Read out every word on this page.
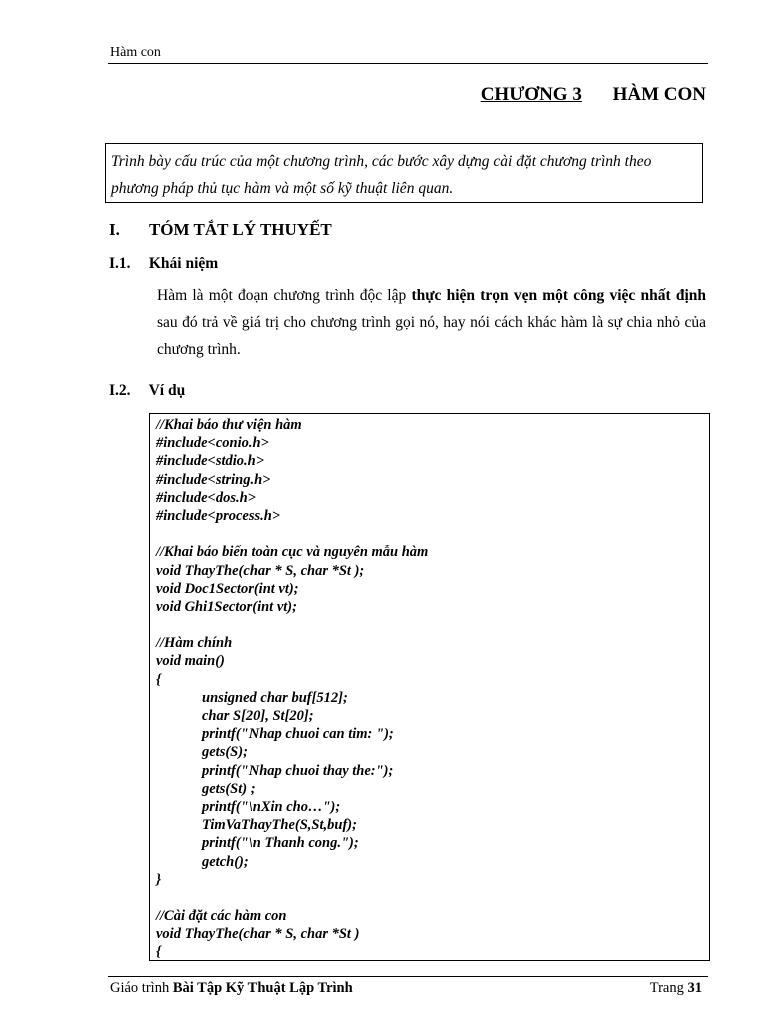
Hàm con
CHƯƠNG 3 HÀM CON
Trình bày cấu trúc của một chương trình, các bước xây dựng cài đặt chương trình theo phương pháp thủ tục hàm và một số kỹ thuật liên quan.
I. TÓM TẮT LÝ THUYẾT
I.1. Khái niệm
Hàm là một đoạn chương trình độc lập thực hiện trọn vẹn một công việc nhất định sau đó trả về giá trị cho chương trình gọi nó, hay nói cách khác hàm là sự chia nhỏ của chương trình.
I.2. Ví dụ
//Khai báo thư viện hàm
#include<conio.h>
#include<stdio.h>
#include<string.h>
#include<dos.h>
#include<process.h>

//Khai báo biến toàn cục và nguyên mẫu hàm
void ThayThe(char * S, char *St );
void Doc1Sector(int vt);
void Ghi1Sector(int vt);

//Hàm chính
void main()
{
unsigned char buf[512];
char S[20], St[20];
printf("Nhap chuoi can tim: ");
gets(S);
printf("Nhap chuoi thay the:");
gets(St) ;
printf("\nXin cho…");
TimVaThayThe(S,St,buf);
printf("\n Thanh cong.");
getch();
}

//Cài đặt các hàm con
void ThayThe(char * S, char *St )
{
Giáo trình Bài Tập Kỹ Thuật Lập Trình	Trang 31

☆ ☆ ☆ ☆

● **Given request**:
The material above must be printed exactly, with its pictures left out.

● **Solved problem**:
Read out every word on this page.
Hàm con
CHƯƠNG 3 HÀM CON
Trình bày cấu trúc của một chương trình, các bước xây dựng cài đặt chương trình theo phương pháp thủ tục hàm và một số kỹ thuật liên quan.
I. TÓM TẮT LÝ THUYẾT
I.1. Khái niệm
Hàm là một đoạn chương trình độc lập thực hiện trọn vẹn một công việc nhất định sau đó trả về giá trị cho chương trình gọi nó, hay nói cách khác hàm là sự chia nhỏ của chương trình.
I.2. Ví dụ
//Khai báo thư viện hàm
#include<conio.h>
#include<stdio.h>
#include<string.h>
#include<dos.h>
#include<process.h>

//Khai báo biến toàn cục và nguyên mẫu hàm
void ThayThe(char * S, char *St );
void Doc1Sector(int vt);
void Ghi1Sector(int vt);

//Hàm chính
void main()
{
unsigned char buf[512];
char S[20], St[20];
printf("Nhap chuoi can tim: ");
gets(S);
printf("Nhap chuoi thay the:");
gets(St) ;
printf("\nXin cho…");
TimVaThayThe(S,St,buf);
printf("\n Thanh cong.");
getch();
}

//Cài đặt các hàm con
void ThayThe(char * S, char *St )
{
Giáo trình Bài Tập Kỹ Thuật Lập Trình	Trang 31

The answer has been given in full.